练习文本:

▼

LLM应用构建前的非结构化数据处理（一）标准化处理认识数据

最新推荐文章于 2024-08-15 10:41:38 发布

也有囊嘛

最新推荐文章于 2024-08-15 10:41:38 发布

阅读量18

点赞数

1.学习内容

本节次学习内容来自于吴恩达老师的Preprocessing Unstructured Data for LLM Applications课程，因涉及到非结构化数据的相关处理，遂做学习整理。

2.相关环境准备

2.1 建议python版本在3.9版本以上

chromadb==0.4.22
langchain==0.1.5
langchain-community==0.0.17
langchain-core==0.1.19
langchain-openai==0.0.5
openai==1.11.1
tiktoken==0.5.2
#"unstructured[md,pdf,pptx]"
unstructured-client==0.16.0
unstructured==0.12.3
unstructured-inference==0.7.23
unstructured.pytesseract==0.3.12
urllib3==1.26.18
python-dotenv==1.0.1
panel==1.3.8
ipython==8.18.1
python-pptx==0.6.23
pdf2image==1.17.0
pdfminer==20191125
opencv-python==4.9.0.80
pikepdf==8.13.0
pypdf==4.0.1

2.2 申请unstructured的key

地址： unstructured.io，新注册的用户有14天的免费使用时间，每天1000页的转换。如图：

LLM应用构建前的非结构化数据处理（一）标准化处理认识数据_数据处理

3.准备相关素材

LLM应用构建前的非结构化数据处理（一）标准化处理认识数据_5e_02

# Warning control
import warnings
warnings.filterwarnings('ignore')

from IPython.display import JSON

import json

from unstructured_client import UnstructuredClient
from unstructured_client.models import shared
from unstructured_client.models.errors import SDKError

from unstructured.partition.html import partition_html
from unstructured.partition.pptx import partition_pptx
from unstructured.staging.base import dict_to_elements, elements_to_json

# 初始化API
s = UnstructuredClient(
    api_key_auth="XXX",
    server_url="https://api.unstrXXX",
)

3.1 解析html

from IPython.display import Image
Image(filename="example_screnshoot/HTML_demo.png", height=100, width=100)

现实如图：

LLM应用构建前的非结构化数据处理（一）标准化处理认识数据_5e_03

filename = "examples/medium_blog.html"
elements = partition_html(filename=filename)
element_dict = [el.to_dict() for el in elements]
example_output = json.dumps(element_dict[11:15], indent=2)
JSON(example_output)

[
  {
    "type": "Title",
    "element_id": "ca4a2c78bca728f3477958ece3222e10",
    "text": "Share",
    "metadata": {
      "category_depth": 0,
      "last_modified": "2024-07-09T15:00:56",
      "languages": [
        "eng"
      ],
      "file_directory": "examples",
      "filename": "medium_blog.html",
      "filetype": "text/html"
    }
  },
  {
    "type": "NarrativeText",
    "element_id": "23a7f3e28178ea0fa2b3e98b0275d2e3",
    "text": "In the vast digital universe, data is the lifeblood that drives decision-making and innovation. But not all data is created equal. Unstructured data in images and documents often hold a wealth of information that can be challenging to extract and analyze.",
    "metadata": {
      "last_modified": "2024-07-09T15:00:56",
      "languages": [
        "eng"

▲

待办任务:
A: 根据非结构化数据处理一文，unstructured.io 新注册的用户享有多少天的免费使用时间？
B: 请逐字重复非结构化数据处理一文中从“地址： unstructur”一直到“warnings.filterwarnings('ignore')”的全部内容。
C: 请接着非结构化数据处理一文的末尾续写下去。
以下各数据行为另一份独立材料，与非结构化数据处理一文互不相关。

数据行摘录:
▼

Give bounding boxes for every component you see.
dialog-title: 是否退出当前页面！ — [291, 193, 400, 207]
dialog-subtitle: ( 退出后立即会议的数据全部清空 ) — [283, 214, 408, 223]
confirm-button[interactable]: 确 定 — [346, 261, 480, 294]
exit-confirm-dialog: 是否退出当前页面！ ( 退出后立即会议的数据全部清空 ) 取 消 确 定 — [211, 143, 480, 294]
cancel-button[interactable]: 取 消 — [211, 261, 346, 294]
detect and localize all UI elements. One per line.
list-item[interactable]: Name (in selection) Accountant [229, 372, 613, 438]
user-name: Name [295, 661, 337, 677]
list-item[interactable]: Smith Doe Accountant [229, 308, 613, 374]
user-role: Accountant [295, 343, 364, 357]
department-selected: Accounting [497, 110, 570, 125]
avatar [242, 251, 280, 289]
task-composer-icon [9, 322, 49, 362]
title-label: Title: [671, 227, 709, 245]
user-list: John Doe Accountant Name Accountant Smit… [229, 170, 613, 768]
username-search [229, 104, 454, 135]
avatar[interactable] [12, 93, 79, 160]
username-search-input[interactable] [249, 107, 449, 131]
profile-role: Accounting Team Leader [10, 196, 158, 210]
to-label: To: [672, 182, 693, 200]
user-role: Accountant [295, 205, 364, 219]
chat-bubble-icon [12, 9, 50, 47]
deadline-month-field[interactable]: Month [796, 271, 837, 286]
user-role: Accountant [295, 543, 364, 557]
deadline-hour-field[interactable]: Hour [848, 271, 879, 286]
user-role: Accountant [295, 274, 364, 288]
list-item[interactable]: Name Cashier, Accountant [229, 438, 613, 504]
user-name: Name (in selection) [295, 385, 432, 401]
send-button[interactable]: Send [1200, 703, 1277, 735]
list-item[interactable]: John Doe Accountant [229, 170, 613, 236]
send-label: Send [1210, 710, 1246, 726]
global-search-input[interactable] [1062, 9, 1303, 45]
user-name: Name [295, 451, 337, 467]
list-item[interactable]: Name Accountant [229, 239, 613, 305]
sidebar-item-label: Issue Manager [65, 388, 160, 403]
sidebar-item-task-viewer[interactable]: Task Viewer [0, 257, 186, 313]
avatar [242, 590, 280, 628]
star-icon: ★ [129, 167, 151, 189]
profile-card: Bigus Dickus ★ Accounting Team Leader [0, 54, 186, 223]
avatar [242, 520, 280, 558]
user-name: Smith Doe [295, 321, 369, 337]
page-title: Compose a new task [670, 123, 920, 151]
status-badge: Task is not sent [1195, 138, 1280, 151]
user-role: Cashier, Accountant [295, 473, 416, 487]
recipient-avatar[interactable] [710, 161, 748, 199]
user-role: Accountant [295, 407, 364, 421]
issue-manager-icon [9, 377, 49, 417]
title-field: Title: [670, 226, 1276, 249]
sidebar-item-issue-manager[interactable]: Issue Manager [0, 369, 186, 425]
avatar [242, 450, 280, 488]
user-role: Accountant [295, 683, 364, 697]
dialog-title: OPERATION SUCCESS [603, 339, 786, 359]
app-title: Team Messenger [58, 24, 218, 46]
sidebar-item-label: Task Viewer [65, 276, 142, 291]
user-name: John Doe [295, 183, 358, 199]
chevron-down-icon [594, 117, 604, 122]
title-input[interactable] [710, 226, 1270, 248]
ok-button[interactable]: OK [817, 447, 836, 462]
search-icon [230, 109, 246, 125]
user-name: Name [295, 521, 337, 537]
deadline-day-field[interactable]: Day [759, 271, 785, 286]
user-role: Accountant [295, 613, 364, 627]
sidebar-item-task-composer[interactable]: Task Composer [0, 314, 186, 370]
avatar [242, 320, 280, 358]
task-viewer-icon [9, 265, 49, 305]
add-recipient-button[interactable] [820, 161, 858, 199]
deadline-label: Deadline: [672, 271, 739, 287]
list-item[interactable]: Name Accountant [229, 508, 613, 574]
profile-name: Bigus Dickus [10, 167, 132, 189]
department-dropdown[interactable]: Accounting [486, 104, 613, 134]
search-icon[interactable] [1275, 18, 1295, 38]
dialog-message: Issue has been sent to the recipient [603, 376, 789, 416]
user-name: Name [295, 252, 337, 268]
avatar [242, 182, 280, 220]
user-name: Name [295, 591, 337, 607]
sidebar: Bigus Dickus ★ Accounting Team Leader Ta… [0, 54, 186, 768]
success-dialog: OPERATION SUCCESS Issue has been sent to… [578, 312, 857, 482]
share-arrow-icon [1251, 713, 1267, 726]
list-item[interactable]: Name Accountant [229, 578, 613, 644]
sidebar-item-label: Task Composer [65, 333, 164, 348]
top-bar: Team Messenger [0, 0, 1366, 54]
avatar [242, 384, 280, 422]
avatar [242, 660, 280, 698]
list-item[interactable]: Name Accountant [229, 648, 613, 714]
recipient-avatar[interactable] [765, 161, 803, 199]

▲

预期结果:
A: 14天。

B:
地址： unstructured.io，新注册的用户有14天的免费使用时间，每天1000页的转换。如图：

LLM应用构建前的非结构化数据处理（一）标准化处理认识数据_数据处理

3.准备相关素材

LLM应用构建前的非结构化数据处理（一）标准化处理认识数据_5e_02

# Warning control
import warnings
warnings.filterwarnings('ignore')

C:
      ],
      "parent_id": "ca4a2c78bca728f3477958ece3222e10",
      "file_directory": "examples",
      "filename": "medium_blog.html",
      "filetype": "text/html"
    }
  },
  {
    "type": "NarrativeText",
    "element_id": "e1b7532458a93cfc789751895884e7bb",
    "text": "Enter Unstructured.io, a powerful tool to extract and efficiently transform structured data. With sixteen and counting pre-built connectors, the API can easily integrate with various data sources, including AWS S3, GitHub, Google Cloud Storage, and more.",
    "metadata": {
      "link_texts": [
        "Unstructured.io"
      ],
      "link_urls": [
        "https://www.unstructured.io/"
      ],
      "link_start_indexes": [
        6
      ],
      "last_modified": "2024-07-09T15:00:56",
      "languages": [
        "eng"
      ],
      "parent_id": "ca4a2c78bca728f3477958ece3222e10",
      "file_directory": "examples",
      "filename": "medium_blog.html",
      "filetype": "text/html"
    }
  },
  {
    "type": "NarrativeText",
    "element_id": "a6179d69ca1a55e0a3f98c08af0034e0",
    "text": "In this guide, we’ll cover the advantages of using the Unstructured API and Connector module, walk you through a step-by-step process of using it with the S3 Connector as an example, and show you how to be a part of the Unstructured community.",
    "metadata": {
      "last_modified": "2024-07-09T15:00:56",
      "languages": [
        "eng"
      ],
      "parent_id": "ca4a2c78bca728f3477958ece3222e10",
      "file_directory": "examples",
      "filename": "medium_blog.html",
      "filetype": "text/html"
    }
  }
]

3.2 解析pptx

LLM应用构建前的非结构化数据处理（一）标准化处理认识数据_3c_04

filename = "examples/msft_openai.pptx"
elements = partition_pptx(filename=filename)
element_dict = [el.to_dict() for el in elements]
JSON(json.dumps(element_dict[:], indent=2))

输出如下：

[
  {
    "type": "Title",
    "element_id": "e53cb06805f45fa23fb6d77966c5ec63",
    "text": "ChatGPT",
    "metadata": {
      "category_depth": 1,
      "file_directory": "examples",
      "filename": "msft_openai.pptx",
      "last_modified": "2024-07-09T15:01:08",
      "page_number": 1,
      "languages": [
        "eng"
      ],
      "filetype": "application/vnd.openxmlformats-officedocument.presentationml.presentation"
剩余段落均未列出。